WRITTEN INSTRUCTION | Among the lines listed below, count those that include the string "Effect", and state only the count.

AVAILABLE RECORDS |
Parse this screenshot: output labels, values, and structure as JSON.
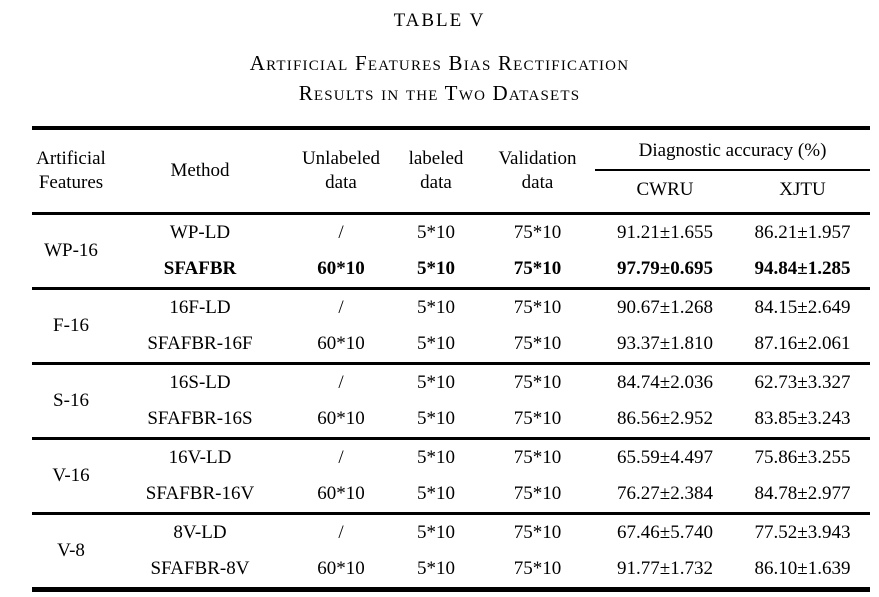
{
  "page": {
    "title": "TABLE V",
    "subtitle_line1": "Artificial Features Bias Rectification",
    "subtitle_line2": "Results in the Two Datasets",
    "colors": {
      "text": "#000000",
      "background": "#ffffff",
      "rule": "#000000"
    }
  },
  "table": {
    "header": {
      "artificial_features": "Artificial\nFeatures",
      "method": "Method",
      "unlabeled_data": "Unlabeled\ndata",
      "labeled_data": "labeled\ndata",
      "validation_data": "Validation\ndata",
      "diagnostic_accuracy": "Diagnostic accuracy (%)",
      "cwru": "CWRU",
      "xjtu": "XJTU"
    },
    "groups": [
      {
        "feature": "WP-16",
        "rows": [
          {
            "method": "WP-LD",
            "unlabeled": "/",
            "labeled": "5*10",
            "validation": "75*10",
            "cwru": "91.21±1.655",
            "xjtu": "86.21±1.957",
            "bold": false
          },
          {
            "method": "SFAFBR",
            "unlabeled": "60*10",
            "labeled": "5*10",
            "validation": "75*10",
            "cwru": "97.79±0.695",
            "xjtu": "94.84±1.285",
            "bold": true
          }
        ]
      },
      {
        "feature": "F-16",
        "rows": [
          {
            "method": "16F-LD",
            "unlabeled": "/",
            "labeled": "5*10",
            "validation": "75*10",
            "cwru": "90.67±1.268",
            "xjtu": "84.15±2.649",
            "bold": false
          },
          {
            "method": "SFAFBR-16F",
            "unlabeled": "60*10",
            "labeled": "5*10",
            "validation": "75*10",
            "cwru": "93.37±1.810",
            "xjtu": "87.16±2.061",
            "bold": false
          }
        ]
      },
      {
        "feature": "S-16",
        "rows": [
          {
            "method": "16S-LD",
            "unlabeled": "/",
            "labeled": "5*10",
            "validation": "75*10",
            "cwru": "84.74±2.036",
            "xjtu": "62.73±3.327",
            "bold": false
          },
          {
            "method": "SFAFBR-16S",
            "unlabeled": "60*10",
            "labeled": "5*10",
            "validation": "75*10",
            "cwru": "86.56±2.952",
            "xjtu": "83.85±3.243",
            "bold": false
          }
        ]
      },
      {
        "feature": "V-16",
        "rows": [
          {
            "method": "16V-LD",
            "unlabeled": "/",
            "labeled": "5*10",
            "validation": "75*10",
            "cwru": "65.59±4.497",
            "xjtu": "75.86±3.255",
            "bold": false
          },
          {
            "method": "SFAFBR-16V",
            "unlabeled": "60*10",
            "labeled": "5*10",
            "validation": "75*10",
            "cwru": "76.27±2.384",
            "xjtu": "84.78±2.977",
            "bold": false
          }
        ]
      },
      {
        "feature": "V-8",
        "rows": [
          {
            "method": "8V-LD",
            "unlabeled": "/",
            "labeled": "5*10",
            "validation": "75*10",
            "cwru": "67.46±5.740",
            "xjtu": "77.52±3.943",
            "bold": false
          },
          {
            "method": "SFAFBR-8V",
            "unlabeled": "60*10",
            "labeled": "5*10",
            "validation": "75*10",
            "cwru": "91.77±1.732",
            "xjtu": "86.10±1.639",
            "bold": false
          }
        ]
      }
    ]
  }
}
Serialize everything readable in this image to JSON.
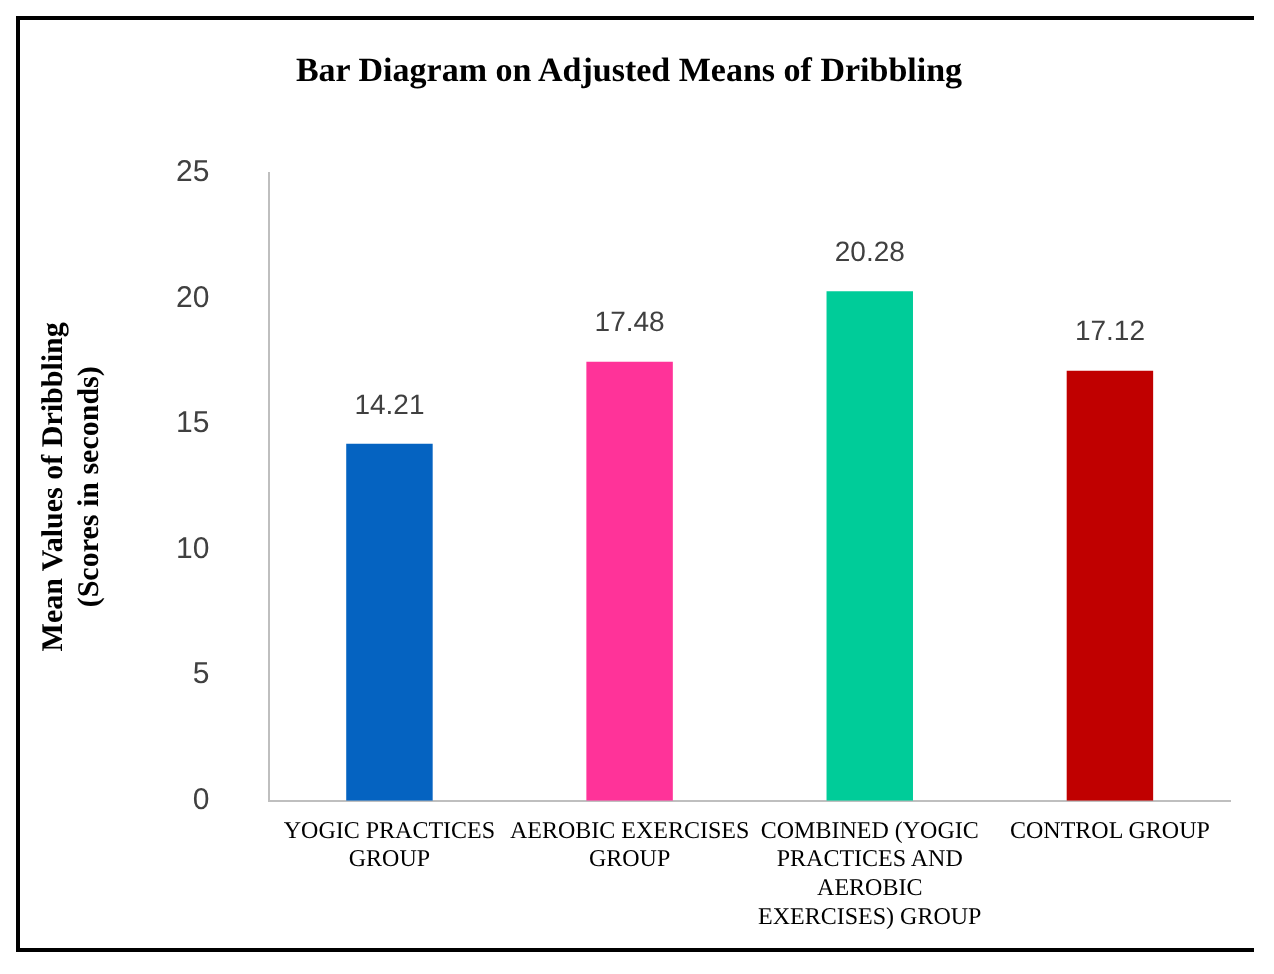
{
  "chart_data": {
    "type": "bar",
    "title": "Bar Diagram on Adjusted Means of Dribbling",
    "ylabel": "Mean Values of Dribbling (Scores in seconds)",
    "categories": [
      "YOGIC PRACTICES GROUP",
      "AEROBIC EXERCISES GROUP",
      "COMBINED (YOGIC PRACTICES AND AEROBIC EXERCISES) GROUP",
      "CONTROL GROUP"
    ],
    "values": [
      14.21,
      17.48,
      20.28,
      17.12
    ],
    "colors": [
      "#0563c1",
      "#ff3399",
      "#00cc99",
      "#c00000"
    ],
    "ylim": [
      0,
      25
    ],
    "yticks": [
      0,
      5,
      10,
      15,
      20,
      25
    ],
    "grid": false,
    "data_labels": true,
    "legend": false
  }
}
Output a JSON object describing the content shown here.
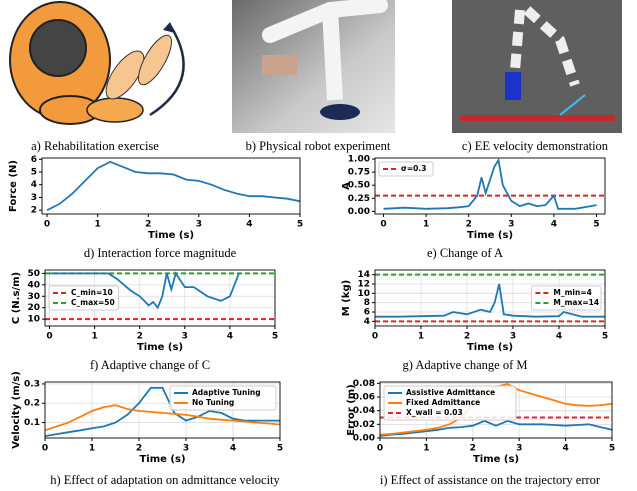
{
  "images": [
    {
      "caption": "a) Rehabilitation exercise"
    },
    {
      "caption": "b) Physical robot experiment"
    },
    {
      "caption": "c) EE velocity demonstration"
    }
  ],
  "chart_data": [
    {
      "type": "line",
      "caption": "d) Interaction force magnitude",
      "xlabel": "Time (s)",
      "ylabel": "Force (N)",
      "x": [
        0,
        0.25,
        0.5,
        0.75,
        1.0,
        1.25,
        1.5,
        1.75,
        2.0,
        2.25,
        2.5,
        2.75,
        3.0,
        3.25,
        3.5,
        3.75,
        4.0,
        4.25,
        4.5,
        4.75,
        5.0
      ],
      "xlim": [
        -0.1,
        5.0
      ],
      "xticks": [
        0,
        1,
        2,
        3,
        4,
        5
      ],
      "ylim": [
        1.7,
        6.1
      ],
      "yticks": [
        2,
        3,
        4,
        5,
        6
      ],
      "grid": false,
      "series": [
        {
          "color": "#1f77b4",
          "values": [
            2.0,
            2.5,
            3.3,
            4.3,
            5.3,
            5.8,
            5.4,
            5.0,
            4.9,
            4.9,
            4.8,
            4.4,
            4.3,
            4.0,
            3.6,
            3.3,
            3.1,
            3.1,
            3.0,
            2.9,
            2.7
          ]
        }
      ]
    },
    {
      "type": "line",
      "caption": "e) Change of A",
      "xlabel": "Time (s)",
      "ylabel": "A",
      "x": [
        0,
        0.5,
        1.0,
        1.5,
        1.8,
        2.0,
        2.2,
        2.3,
        2.4,
        2.5,
        2.6,
        2.7,
        2.8,
        3.0,
        3.2,
        3.4,
        3.6,
        3.8,
        4.0,
        4.1,
        4.5,
        5.0
      ],
      "xlim": [
        -0.2,
        5.2
      ],
      "xticks": [
        0,
        1,
        2,
        3,
        4,
        5
      ],
      "ylim": [
        -0.05,
        1.02
      ],
      "yticks": [
        {
          "value": 0,
          "label": "0.00"
        },
        {
          "value": 0.25,
          "label": "0.25"
        },
        {
          "value": 0.5,
          "label": "0.50"
        },
        {
          "value": 0.75,
          "label": "0.75"
        },
        {
          "value": 1.0,
          "label": "1.00"
        }
      ],
      "grid": false,
      "legend": "upper left",
      "series": [
        {
          "color": "#1f77b4",
          "values": [
            0.05,
            0.07,
            0.05,
            0.06,
            0.08,
            0.1,
            0.3,
            0.65,
            0.35,
            0.6,
            0.85,
            0.98,
            0.5,
            0.2,
            0.1,
            0.15,
            0.1,
            0.12,
            0.3,
            0.05,
            0.05,
            0.12
          ]
        }
      ],
      "hlines": [
        {
          "name": "σ=0.3",
          "value": 0.3,
          "color": "#d62728"
        }
      ]
    },
    {
      "type": "line",
      "caption": "f) Adaptive change of C",
      "xlabel": "Time (s)",
      "ylabel": "C (N.s/m)",
      "x": [
        0,
        1.3,
        1.5,
        1.8,
        2.0,
        2.2,
        2.3,
        2.4,
        2.5,
        2.6,
        2.7,
        2.8,
        3.0,
        3.2,
        3.5,
        3.8,
        4.0,
        4.2
      ],
      "xlim": [
        -0.1,
        5.0
      ],
      "xticks": [
        0,
        1,
        2,
        3,
        4,
        5
      ],
      "ylim": [
        4,
        53
      ],
      "yticks": [
        10,
        20,
        30,
        40,
        50
      ],
      "grid": true,
      "legend": "center left",
      "series": [
        {
          "color": "#1f77b4",
          "values": [
            50,
            50,
            45,
            35,
            30,
            22,
            25,
            20,
            30,
            50,
            36,
            50,
            38,
            38,
            30,
            26,
            30,
            50
          ]
        }
      ],
      "hlines": [
        {
          "name": "C_min=10",
          "value": 10,
          "color": "#d62728"
        },
        {
          "name": "C_max=50",
          "value": 50,
          "color": "#2ca02c"
        }
      ]
    },
    {
      "type": "line",
      "caption": "g) Adaptive change of M",
      "xlabel": "Time (s)",
      "ylabel": "M (kg)",
      "x": [
        0,
        0.5,
        1.0,
        1.5,
        1.7,
        2.0,
        2.3,
        2.5,
        2.6,
        2.7,
        2.8,
        3.0,
        3.5,
        4.0,
        4.1,
        4.5,
        5.0
      ],
      "xlim": [
        0,
        5.0
      ],
      "xticks": [
        0,
        1,
        2,
        3,
        4,
        5
      ],
      "ylim": [
        3,
        15
      ],
      "yticks": [
        4,
        6,
        8,
        10,
        12,
        14
      ],
      "grid": true,
      "legend": "center right",
      "series": [
        {
          "color": "#1f77b4",
          "values": [
            5.0,
            5.0,
            5.1,
            5.2,
            6.0,
            5.5,
            6.5,
            6.0,
            8.0,
            12.0,
            5.5,
            5.2,
            5.0,
            5.1,
            6.0,
            5.0,
            5.0
          ]
        }
      ],
      "hlines": [
        {
          "name": "M_min=4",
          "value": 4,
          "color": "#d62728"
        },
        {
          "name": "M_max=14",
          "value": 14,
          "color": "#2ca02c"
        }
      ]
    },
    {
      "type": "line",
      "caption": "h) Effect of adaptation on admittance velocity",
      "xlabel": "Time (s)",
      "ylabel": "Velocity (m/s)",
      "x": [
        0,
        0.25,
        0.5,
        0.75,
        1.0,
        1.25,
        1.5,
        1.75,
        2.0,
        2.25,
        2.5,
        2.75,
        3.0,
        3.25,
        3.5,
        3.75,
        4.0,
        4.25,
        4.5,
        4.75,
        5.0
      ],
      "xlim": [
        0,
        5.0
      ],
      "xticks": [
        0,
        1,
        2,
        3,
        4,
        5
      ],
      "ylim": [
        0.02,
        0.31
      ],
      "yticks": [
        0.1,
        0.2,
        0.3
      ],
      "grid": true,
      "legend": "upper right",
      "series": [
        {
          "name": "Adaptive Tuning",
          "color": "#1f77b4",
          "values": [
            0.03,
            0.04,
            0.05,
            0.06,
            0.07,
            0.08,
            0.1,
            0.14,
            0.2,
            0.28,
            0.28,
            0.15,
            0.11,
            0.13,
            0.16,
            0.15,
            0.12,
            0.11,
            0.11,
            0.11,
            0.11
          ]
        },
        {
          "name": "No Tuning",
          "color": "#ff7f0e",
          "values": [
            0.06,
            0.08,
            0.1,
            0.13,
            0.16,
            0.18,
            0.19,
            0.17,
            0.16,
            0.155,
            0.15,
            0.145,
            0.14,
            0.13,
            0.12,
            0.115,
            0.11,
            0.105,
            0.1,
            0.095,
            0.09
          ]
        }
      ]
    },
    {
      "type": "line",
      "caption": "i) Effect of assistance on the trajectory error",
      "xlabel": "Time (s)",
      "ylabel": "Error (m)",
      "x": [
        0,
        0.25,
        0.5,
        0.75,
        1.0,
        1.25,
        1.5,
        1.75,
        2.0,
        2.25,
        2.5,
        2.75,
        3.0,
        3.25,
        3.5,
        3.75,
        4.0,
        4.25,
        4.5,
        4.75,
        5.0
      ],
      "xlim": [
        0,
        5.0
      ],
      "xticks": [
        0,
        1,
        2,
        3,
        4,
        5
      ],
      "ylim": [
        0,
        0.082
      ],
      "yticks": [
        {
          "value": 0,
          "label": "0.00"
        },
        {
          "value": 0.02,
          "label": "0.02"
        },
        {
          "value": 0.04,
          "label": "0.04"
        },
        {
          "value": 0.06,
          "label": "0.06"
        },
        {
          "value": 0.08,
          "label": "0.08"
        }
      ],
      "grid": true,
      "legend": "upper left",
      "series": [
        {
          "name": "Assistive Admittance",
          "color": "#1f77b4",
          "values": [
            0.003,
            0.005,
            0.006,
            0.008,
            0.01,
            0.012,
            0.015,
            0.016,
            0.018,
            0.025,
            0.018,
            0.025,
            0.02,
            0.02,
            0.02,
            0.019,
            0.018,
            0.019,
            0.02,
            0.016,
            0.012
          ]
        },
        {
          "name": "Fixed Admittance",
          "color": "#ff7f0e",
          "values": [
            0.005,
            0.006,
            0.008,
            0.01,
            0.012,
            0.015,
            0.02,
            0.03,
            0.05,
            0.065,
            0.075,
            0.079,
            0.07,
            0.065,
            0.06,
            0.055,
            0.05,
            0.048,
            0.047,
            0.048,
            0.05
          ]
        }
      ],
      "hlines": [
        {
          "name": "X_wall = 0.03",
          "value": 0.03,
          "color": "#d62728"
        }
      ]
    }
  ]
}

TASK OUTPUT | 2